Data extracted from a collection

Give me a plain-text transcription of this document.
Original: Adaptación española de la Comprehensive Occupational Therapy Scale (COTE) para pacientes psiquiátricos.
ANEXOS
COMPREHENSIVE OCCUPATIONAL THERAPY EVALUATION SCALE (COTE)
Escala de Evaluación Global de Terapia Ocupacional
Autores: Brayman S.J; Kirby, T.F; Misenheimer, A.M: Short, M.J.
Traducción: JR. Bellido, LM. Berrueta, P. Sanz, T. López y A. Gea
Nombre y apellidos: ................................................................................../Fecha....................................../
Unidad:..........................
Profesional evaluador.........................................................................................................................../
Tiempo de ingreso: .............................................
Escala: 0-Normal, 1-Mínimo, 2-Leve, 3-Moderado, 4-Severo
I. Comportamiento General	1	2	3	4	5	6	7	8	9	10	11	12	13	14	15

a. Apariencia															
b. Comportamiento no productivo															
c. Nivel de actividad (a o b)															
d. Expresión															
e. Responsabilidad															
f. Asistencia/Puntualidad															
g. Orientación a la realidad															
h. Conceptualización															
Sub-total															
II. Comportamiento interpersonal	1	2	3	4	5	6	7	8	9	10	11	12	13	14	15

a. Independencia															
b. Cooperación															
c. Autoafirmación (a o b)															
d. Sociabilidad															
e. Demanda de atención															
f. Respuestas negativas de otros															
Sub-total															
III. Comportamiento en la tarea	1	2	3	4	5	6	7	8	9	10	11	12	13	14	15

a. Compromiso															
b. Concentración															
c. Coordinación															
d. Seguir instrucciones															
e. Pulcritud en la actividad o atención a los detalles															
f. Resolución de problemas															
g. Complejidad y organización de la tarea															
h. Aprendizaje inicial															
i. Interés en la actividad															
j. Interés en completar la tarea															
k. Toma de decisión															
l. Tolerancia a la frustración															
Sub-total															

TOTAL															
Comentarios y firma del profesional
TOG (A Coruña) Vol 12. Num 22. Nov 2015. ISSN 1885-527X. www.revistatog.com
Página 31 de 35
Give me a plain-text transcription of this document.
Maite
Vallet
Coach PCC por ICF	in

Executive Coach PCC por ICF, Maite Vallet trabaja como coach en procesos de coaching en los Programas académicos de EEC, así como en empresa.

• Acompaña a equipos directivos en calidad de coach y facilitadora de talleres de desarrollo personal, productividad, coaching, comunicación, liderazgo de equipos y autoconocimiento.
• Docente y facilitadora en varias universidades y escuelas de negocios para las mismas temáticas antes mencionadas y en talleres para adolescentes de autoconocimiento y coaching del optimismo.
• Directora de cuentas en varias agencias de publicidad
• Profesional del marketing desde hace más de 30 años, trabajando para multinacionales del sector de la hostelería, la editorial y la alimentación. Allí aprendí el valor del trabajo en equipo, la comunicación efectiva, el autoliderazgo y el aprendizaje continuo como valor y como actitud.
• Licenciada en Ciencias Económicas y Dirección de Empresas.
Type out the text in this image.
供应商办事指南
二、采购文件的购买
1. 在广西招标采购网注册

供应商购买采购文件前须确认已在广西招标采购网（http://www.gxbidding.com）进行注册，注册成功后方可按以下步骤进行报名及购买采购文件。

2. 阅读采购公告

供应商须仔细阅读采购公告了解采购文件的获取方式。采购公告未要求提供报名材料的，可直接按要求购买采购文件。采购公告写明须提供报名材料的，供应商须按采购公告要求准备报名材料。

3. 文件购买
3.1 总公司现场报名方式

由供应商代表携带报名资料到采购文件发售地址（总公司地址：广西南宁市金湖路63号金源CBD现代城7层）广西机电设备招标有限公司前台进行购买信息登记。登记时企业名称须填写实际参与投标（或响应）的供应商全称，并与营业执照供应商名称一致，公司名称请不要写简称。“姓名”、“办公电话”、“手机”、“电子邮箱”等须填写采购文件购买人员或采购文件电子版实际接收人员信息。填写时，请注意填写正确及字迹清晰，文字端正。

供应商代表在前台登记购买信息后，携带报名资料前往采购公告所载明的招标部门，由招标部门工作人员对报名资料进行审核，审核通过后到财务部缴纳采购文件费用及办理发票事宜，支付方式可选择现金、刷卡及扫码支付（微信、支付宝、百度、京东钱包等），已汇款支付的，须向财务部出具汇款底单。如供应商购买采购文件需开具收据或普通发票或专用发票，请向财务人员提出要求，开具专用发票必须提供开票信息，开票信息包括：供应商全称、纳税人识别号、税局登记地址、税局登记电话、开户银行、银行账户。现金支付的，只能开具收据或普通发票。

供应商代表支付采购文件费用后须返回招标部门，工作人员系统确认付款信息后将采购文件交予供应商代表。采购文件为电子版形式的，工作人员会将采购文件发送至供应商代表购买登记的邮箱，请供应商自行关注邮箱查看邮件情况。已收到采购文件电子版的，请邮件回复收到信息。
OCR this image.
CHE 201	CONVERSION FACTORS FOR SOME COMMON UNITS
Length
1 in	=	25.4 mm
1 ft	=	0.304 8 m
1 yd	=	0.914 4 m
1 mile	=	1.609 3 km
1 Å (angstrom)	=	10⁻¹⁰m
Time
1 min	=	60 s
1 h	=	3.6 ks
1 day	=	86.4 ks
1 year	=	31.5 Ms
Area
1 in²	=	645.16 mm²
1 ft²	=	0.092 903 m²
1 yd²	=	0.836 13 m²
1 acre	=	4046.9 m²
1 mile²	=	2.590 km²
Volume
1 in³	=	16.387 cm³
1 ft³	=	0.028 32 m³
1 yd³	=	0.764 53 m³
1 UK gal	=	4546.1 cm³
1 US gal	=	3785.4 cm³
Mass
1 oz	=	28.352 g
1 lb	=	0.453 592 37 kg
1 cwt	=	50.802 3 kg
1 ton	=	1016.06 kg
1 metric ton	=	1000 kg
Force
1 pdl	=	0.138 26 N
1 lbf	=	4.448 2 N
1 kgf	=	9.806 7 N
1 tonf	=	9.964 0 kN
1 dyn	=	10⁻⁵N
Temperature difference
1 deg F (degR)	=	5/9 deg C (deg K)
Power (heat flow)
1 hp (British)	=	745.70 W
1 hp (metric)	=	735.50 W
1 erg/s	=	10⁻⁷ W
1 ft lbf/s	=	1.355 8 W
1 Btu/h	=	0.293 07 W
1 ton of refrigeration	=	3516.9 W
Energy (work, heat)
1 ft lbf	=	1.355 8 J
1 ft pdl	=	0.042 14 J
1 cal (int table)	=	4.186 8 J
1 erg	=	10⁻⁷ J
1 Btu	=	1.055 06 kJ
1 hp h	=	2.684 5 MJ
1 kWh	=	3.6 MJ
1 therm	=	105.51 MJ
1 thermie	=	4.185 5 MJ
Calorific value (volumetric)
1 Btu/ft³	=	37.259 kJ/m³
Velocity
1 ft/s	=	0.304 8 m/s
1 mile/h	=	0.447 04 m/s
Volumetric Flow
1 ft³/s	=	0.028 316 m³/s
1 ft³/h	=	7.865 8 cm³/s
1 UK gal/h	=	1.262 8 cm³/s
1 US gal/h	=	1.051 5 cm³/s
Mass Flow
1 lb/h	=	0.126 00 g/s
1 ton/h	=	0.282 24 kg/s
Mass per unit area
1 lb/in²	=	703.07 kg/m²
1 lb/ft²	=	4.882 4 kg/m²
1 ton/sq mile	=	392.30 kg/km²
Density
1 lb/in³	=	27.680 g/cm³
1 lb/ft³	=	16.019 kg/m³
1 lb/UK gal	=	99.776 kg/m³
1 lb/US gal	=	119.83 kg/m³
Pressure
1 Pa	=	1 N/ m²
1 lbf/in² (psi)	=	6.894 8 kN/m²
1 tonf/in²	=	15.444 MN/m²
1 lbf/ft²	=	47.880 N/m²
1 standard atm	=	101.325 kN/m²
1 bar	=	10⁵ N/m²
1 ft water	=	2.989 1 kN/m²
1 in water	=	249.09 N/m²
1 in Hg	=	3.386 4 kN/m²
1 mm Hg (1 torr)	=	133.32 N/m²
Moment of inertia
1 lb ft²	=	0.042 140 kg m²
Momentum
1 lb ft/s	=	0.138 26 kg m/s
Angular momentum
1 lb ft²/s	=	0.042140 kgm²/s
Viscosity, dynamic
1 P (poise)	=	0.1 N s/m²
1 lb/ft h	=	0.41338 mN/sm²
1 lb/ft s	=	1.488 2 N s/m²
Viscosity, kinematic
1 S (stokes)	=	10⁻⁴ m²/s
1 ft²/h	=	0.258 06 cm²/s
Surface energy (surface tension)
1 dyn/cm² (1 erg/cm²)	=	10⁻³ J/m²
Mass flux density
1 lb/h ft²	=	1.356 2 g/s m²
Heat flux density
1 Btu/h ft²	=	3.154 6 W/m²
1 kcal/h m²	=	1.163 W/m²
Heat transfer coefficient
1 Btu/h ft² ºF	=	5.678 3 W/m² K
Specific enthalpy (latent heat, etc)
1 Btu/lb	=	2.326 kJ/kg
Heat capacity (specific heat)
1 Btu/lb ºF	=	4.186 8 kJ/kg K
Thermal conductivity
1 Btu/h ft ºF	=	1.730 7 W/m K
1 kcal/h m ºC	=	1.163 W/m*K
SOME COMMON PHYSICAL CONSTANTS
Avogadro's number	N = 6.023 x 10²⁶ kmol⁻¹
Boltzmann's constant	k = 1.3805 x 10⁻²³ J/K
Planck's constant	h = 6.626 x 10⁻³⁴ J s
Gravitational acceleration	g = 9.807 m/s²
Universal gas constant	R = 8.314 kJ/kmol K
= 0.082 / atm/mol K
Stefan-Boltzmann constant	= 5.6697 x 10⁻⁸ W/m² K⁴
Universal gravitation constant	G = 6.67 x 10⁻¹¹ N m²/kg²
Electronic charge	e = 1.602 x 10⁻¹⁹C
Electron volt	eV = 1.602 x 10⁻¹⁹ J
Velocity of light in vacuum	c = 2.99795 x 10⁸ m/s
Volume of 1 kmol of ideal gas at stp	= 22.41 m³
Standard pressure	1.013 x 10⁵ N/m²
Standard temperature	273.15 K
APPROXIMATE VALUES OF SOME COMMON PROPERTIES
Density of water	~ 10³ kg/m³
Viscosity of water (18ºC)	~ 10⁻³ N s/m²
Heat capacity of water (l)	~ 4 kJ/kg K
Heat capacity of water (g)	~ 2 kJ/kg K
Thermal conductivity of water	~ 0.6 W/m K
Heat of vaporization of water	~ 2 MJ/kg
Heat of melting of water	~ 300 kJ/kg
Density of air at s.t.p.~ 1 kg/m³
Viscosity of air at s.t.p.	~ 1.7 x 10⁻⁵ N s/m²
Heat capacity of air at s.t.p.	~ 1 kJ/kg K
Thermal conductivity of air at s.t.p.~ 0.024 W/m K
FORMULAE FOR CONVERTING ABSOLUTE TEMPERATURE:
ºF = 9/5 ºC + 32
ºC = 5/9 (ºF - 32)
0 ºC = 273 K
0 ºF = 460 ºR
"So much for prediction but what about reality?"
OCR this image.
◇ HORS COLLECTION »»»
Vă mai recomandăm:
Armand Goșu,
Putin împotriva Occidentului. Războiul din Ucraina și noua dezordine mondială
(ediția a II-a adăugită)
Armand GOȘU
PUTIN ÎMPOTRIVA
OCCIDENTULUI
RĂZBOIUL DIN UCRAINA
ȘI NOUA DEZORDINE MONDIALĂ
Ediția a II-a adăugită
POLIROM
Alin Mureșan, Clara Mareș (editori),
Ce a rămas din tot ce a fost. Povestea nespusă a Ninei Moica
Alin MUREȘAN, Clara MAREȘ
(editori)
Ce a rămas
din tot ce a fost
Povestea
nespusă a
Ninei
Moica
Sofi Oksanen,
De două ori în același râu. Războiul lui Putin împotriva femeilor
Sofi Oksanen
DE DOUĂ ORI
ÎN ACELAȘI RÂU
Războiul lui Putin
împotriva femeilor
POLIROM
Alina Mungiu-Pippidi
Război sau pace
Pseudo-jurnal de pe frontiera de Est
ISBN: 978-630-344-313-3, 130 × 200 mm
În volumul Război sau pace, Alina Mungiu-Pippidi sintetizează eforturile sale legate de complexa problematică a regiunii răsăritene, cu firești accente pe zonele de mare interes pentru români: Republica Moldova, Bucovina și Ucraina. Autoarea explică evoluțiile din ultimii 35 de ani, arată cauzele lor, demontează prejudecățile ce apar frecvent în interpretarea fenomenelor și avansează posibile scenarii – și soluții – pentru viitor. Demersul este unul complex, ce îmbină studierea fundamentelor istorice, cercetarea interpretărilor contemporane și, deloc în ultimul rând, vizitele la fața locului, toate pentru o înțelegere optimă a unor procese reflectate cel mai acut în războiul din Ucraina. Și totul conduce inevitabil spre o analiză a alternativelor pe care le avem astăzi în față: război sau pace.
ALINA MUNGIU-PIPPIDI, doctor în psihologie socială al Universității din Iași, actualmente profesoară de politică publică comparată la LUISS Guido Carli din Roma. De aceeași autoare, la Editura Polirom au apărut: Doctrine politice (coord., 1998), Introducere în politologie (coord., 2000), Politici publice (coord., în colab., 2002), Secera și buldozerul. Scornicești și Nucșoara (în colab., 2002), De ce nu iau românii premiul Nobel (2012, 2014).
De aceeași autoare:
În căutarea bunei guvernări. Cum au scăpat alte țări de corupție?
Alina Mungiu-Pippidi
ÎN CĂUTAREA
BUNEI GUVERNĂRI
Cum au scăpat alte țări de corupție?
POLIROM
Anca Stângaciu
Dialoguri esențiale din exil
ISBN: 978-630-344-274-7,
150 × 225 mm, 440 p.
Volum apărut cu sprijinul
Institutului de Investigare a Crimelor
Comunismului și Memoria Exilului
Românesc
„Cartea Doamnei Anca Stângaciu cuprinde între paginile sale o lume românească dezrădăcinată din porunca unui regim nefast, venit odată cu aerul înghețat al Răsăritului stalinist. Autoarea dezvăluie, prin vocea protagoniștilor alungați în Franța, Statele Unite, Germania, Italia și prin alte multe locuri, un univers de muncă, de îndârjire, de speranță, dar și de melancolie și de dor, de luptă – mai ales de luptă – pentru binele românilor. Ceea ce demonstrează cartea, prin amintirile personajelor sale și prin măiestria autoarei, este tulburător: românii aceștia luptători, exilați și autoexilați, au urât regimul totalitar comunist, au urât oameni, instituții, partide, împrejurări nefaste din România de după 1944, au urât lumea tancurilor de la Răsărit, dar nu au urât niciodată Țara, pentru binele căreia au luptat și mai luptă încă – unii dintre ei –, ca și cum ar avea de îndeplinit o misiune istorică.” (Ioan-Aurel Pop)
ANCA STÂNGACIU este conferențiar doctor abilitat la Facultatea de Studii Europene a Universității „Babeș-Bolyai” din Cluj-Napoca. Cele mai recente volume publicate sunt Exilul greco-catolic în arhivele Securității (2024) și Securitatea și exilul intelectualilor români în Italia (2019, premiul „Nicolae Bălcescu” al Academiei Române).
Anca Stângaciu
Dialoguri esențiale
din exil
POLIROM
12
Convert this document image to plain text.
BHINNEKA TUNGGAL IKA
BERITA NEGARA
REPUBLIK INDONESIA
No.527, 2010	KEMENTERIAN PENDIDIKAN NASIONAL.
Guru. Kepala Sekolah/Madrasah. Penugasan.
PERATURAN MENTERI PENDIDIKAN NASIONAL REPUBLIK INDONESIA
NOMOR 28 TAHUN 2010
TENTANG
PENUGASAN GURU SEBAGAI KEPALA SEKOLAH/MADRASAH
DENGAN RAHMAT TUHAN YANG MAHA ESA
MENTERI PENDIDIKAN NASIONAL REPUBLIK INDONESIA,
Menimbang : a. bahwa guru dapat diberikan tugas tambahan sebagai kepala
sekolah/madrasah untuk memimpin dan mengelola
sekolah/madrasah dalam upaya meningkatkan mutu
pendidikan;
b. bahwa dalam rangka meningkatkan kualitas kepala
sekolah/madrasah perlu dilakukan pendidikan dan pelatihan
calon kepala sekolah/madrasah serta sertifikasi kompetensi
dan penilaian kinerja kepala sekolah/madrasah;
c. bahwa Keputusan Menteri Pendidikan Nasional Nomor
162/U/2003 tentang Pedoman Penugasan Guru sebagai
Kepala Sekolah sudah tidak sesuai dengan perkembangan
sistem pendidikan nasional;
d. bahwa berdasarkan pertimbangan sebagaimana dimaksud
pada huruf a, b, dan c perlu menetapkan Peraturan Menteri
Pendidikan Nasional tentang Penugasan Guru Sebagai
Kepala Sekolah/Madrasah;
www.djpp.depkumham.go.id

-- AIM OF THE EXERCISE --
Identify the lines in the entries that hold "image" and return each one.

-- EXERCISE OUTPUT --
Type out the text in this image.
OCR this image.
OCR this image.
Convert this document image to plain text.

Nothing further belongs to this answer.